◆ What is needed: In the entries below, find every line with "text" and copy it.
-- START OF Data for this exercise --
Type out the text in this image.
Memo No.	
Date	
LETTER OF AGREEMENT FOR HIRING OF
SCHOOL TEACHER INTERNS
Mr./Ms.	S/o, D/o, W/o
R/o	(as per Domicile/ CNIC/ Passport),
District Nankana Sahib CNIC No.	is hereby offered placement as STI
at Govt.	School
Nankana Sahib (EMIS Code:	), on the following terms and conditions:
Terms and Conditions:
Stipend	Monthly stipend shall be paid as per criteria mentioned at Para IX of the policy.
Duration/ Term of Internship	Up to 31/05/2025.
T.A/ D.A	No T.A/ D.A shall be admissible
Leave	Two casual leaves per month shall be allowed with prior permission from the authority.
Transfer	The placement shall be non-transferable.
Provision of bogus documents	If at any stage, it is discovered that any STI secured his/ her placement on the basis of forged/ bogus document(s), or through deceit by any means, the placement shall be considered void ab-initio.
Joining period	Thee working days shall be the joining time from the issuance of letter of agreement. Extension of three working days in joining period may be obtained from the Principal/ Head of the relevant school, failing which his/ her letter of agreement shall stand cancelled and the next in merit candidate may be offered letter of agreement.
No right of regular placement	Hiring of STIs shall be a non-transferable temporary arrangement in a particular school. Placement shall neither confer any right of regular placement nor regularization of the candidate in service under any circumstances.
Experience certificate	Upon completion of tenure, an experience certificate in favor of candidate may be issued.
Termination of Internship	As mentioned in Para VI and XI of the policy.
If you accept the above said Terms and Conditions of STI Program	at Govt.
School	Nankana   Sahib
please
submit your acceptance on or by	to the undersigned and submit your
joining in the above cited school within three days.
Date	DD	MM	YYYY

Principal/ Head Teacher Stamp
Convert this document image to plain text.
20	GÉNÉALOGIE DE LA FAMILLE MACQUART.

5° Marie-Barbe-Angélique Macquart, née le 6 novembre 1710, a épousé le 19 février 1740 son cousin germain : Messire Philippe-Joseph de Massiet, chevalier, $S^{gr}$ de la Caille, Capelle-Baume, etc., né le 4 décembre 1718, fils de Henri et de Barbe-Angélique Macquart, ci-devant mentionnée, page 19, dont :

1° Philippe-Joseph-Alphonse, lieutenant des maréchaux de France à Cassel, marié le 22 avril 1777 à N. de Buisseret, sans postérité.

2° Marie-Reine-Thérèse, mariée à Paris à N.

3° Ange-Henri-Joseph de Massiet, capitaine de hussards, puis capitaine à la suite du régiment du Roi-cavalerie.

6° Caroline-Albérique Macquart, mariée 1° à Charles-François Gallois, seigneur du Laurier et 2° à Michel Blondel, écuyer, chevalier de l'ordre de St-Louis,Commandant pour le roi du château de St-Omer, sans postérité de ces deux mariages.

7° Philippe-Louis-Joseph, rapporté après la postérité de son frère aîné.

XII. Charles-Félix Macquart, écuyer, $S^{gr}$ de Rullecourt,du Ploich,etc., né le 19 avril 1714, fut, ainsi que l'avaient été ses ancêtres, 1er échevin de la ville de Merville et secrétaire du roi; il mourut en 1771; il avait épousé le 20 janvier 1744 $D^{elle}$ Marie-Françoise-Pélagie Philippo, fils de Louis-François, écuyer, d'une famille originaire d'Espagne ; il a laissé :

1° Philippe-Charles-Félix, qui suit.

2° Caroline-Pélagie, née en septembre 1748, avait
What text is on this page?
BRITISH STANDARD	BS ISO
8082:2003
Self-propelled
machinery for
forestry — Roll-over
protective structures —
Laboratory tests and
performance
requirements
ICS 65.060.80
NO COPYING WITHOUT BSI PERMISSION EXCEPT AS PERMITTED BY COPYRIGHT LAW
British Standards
-- END OF Data for this exercise --
◆ Answer to this exercise:
Type out the text in this image.
Convert this document image to plain text.
What text is on this page?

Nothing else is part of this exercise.